Stored items from a collection
>>>
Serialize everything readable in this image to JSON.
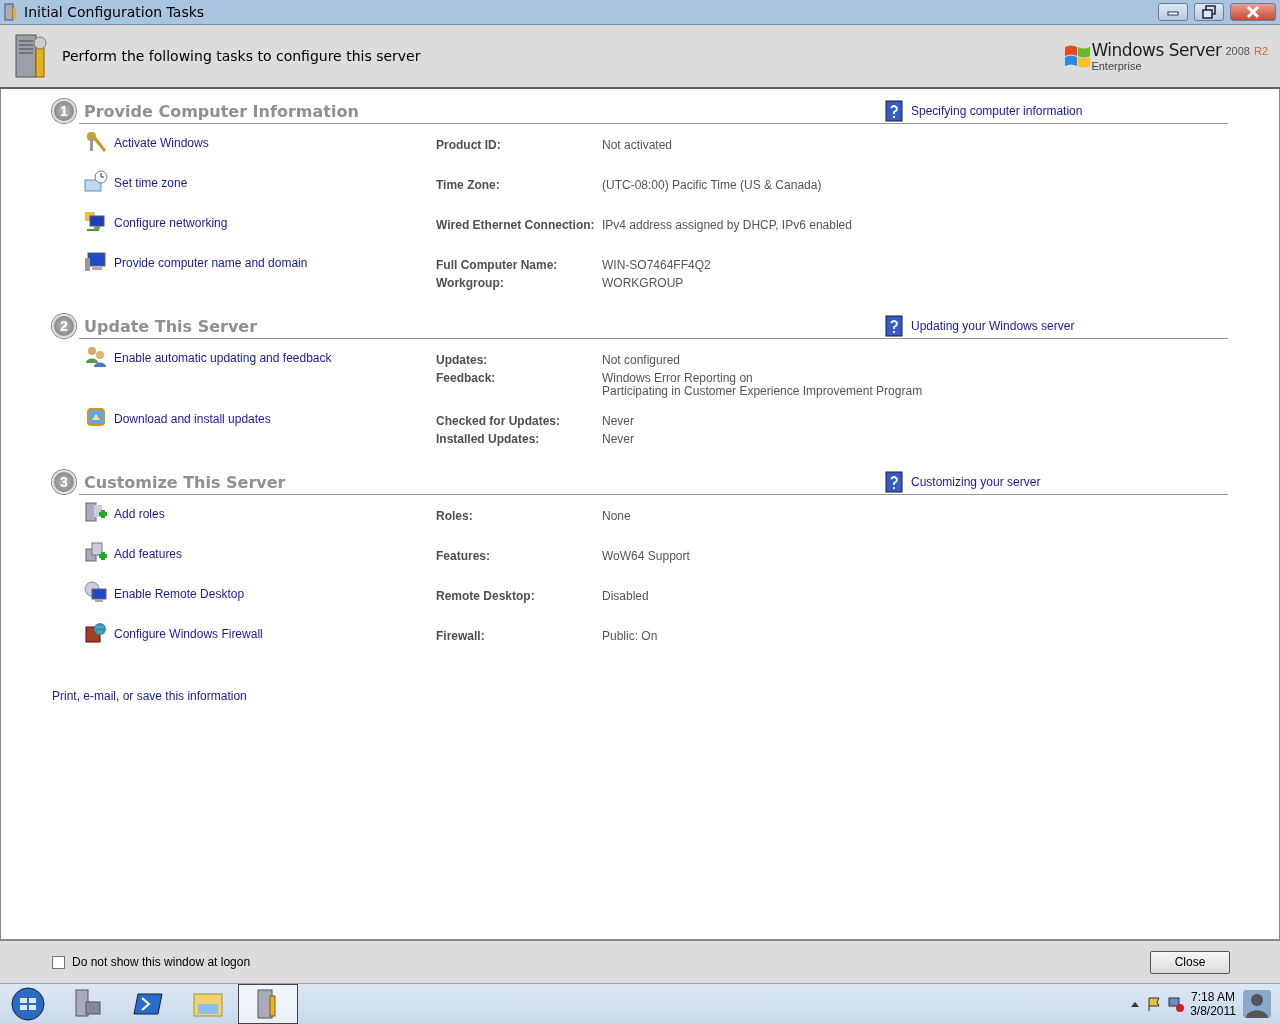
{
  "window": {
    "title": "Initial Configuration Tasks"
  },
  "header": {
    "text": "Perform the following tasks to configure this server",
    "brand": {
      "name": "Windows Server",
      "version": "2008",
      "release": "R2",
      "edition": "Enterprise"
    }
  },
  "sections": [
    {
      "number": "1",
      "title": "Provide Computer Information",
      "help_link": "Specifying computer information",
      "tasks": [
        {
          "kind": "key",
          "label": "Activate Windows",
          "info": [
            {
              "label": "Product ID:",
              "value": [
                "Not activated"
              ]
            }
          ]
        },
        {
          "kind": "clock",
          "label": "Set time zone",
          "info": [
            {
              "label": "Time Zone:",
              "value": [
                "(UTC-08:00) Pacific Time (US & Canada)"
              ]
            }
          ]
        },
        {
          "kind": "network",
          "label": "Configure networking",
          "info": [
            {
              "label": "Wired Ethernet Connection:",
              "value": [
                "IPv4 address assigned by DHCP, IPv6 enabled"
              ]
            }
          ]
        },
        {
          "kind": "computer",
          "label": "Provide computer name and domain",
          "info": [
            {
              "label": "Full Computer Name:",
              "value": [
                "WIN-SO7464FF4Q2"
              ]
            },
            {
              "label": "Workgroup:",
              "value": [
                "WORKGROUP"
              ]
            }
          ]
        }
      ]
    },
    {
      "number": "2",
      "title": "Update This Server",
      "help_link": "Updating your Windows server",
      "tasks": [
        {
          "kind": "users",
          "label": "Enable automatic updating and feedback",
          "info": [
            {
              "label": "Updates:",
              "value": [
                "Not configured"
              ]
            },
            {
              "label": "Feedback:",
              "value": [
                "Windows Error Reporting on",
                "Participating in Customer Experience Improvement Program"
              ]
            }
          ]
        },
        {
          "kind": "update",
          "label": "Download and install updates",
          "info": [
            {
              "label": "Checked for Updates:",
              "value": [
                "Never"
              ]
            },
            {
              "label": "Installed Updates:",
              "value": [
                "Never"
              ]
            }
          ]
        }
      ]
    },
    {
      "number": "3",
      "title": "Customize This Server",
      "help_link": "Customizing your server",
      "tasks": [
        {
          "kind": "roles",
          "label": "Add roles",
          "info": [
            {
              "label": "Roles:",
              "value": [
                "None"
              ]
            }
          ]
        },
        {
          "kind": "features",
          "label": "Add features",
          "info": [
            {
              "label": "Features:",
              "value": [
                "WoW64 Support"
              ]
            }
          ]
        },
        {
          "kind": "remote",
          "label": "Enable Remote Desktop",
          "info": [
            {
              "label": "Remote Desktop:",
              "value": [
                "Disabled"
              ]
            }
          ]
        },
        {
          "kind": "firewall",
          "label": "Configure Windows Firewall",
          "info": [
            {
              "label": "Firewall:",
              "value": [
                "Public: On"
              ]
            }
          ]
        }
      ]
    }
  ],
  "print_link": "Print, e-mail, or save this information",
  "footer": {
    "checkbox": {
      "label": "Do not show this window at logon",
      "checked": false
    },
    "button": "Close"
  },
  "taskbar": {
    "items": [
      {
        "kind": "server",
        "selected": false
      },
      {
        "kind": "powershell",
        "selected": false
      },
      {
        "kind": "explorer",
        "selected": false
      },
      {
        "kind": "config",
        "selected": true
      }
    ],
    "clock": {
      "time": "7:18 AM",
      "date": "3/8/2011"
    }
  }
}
<<<
### Exercise
Restate the whole listing above exactly, please, omitting every image.

### Reply
Serialize everything readable in this image to JSON.
{
  "window": {
    "title": "Initial Configuration Tasks"
  },
  "header": {
    "text": "Perform the following tasks to configure this server",
    "brand": {
      "name": "Windows Server",
      "version": "2008",
      "release": "R2",
      "edition": "Enterprise"
    }
  },
  "sections": [
    {
      "number": "1",
      "title": "Provide Computer Information",
      "help_link": "Specifying computer information",
      "tasks": [
        {
          "kind": "key",
          "label": "Activate Windows",
          "info": [
            {
              "label": "Product ID:",
              "value": [
                "Not activated"
              ]
            }
          ]
        },
        {
          "kind": "clock",
          "label": "Set time zone",
          "info": [
            {
              "label": "Time Zone:",
              "value": [
                "(UTC-08:00) Pacific Time (US & Canada)"
              ]
            }
          ]
        },
        {
          "kind": "network",
          "label": "Configure networking",
          "info": [
            {
              "label": "Wired Ethernet Connection:",
              "value": [
                "IPv4 address assigned by DHCP, IPv6 enabled"
              ]
            }
          ]
        },
        {
          "kind": "computer",
          "label": "Provide computer name and domain",
          "info": [
            {
              "label": "Full Computer Name:",
              "value": [
                "WIN-SO7464FF4Q2"
              ]
            },
            {
              "label": "Workgroup:",
              "value": [
                "WORKGROUP"
              ]
            }
          ]
        }
      ]
    },
    {
      "number": "2",
      "title": "Update This Server",
      "help_link": "Updating your Windows server",
      "tasks": [
        {
          "kind": "users",
          "label": "Enable automatic updating and feedback",
          "info": [
            {
              "label": "Updates:",
              "value": [
                "Not configured"
              ]
            },
            {
              "label": "Feedback:",
              "value": [
                "Windows Error Reporting on",
                "Participating in Customer Experience Improvement Program"
              ]
            }
          ]
        },
        {
          "kind": "update",
          "label": "Download and install updates",
          "info": [
            {
              "label": "Checked for Updates:",
              "value": [
                "Never"
              ]
            },
            {
              "label": "Installed Updates:",
              "value": [
                "Never"
              ]
            }
          ]
        }
      ]
    },
    {
      "number": "3",
      "title": "Customize This Server",
      "help_link": "Customizing your server",
      "tasks": [
        {
          "kind": "roles",
          "label": "Add roles",
          "info": [
            {
              "label": "Roles:",
              "value": [
                "None"
              ]
            }
          ]
        },
        {
          "kind": "features",
          "label": "Add features",
          "info": [
            {
              "label": "Features:",
              "value": [
                "WoW64 Support"
              ]
            }
          ]
        },
        {
          "kind": "remote",
          "label": "Enable Remote Desktop",
          "info": [
            {
              "label": "Remote Desktop:",
              "value": [
                "Disabled"
              ]
            }
          ]
        },
        {
          "kind": "firewall",
          "label": "Configure Windows Firewall",
          "info": [
            {
              "label": "Firewall:",
              "value": [
                "Public: On"
              ]
            }
          ]
        }
      ]
    }
  ],
  "print_link": "Print, e-mail, or save this information",
  "footer": {
    "checkbox": {
      "label": "Do not show this window at logon",
      "checked": false
    },
    "button": "Close"
  },
  "taskbar": {
    "items": [
      {
        "kind": "server",
        "selected": false
      },
      {
        "kind": "powershell",
        "selected": false
      },
      {
        "kind": "explorer",
        "selected": false
      },
      {
        "kind": "config",
        "selected": true
      }
    ],
    "clock": {
      "time": "7:18 AM",
      "date": "3/8/2011"
    }
  }
}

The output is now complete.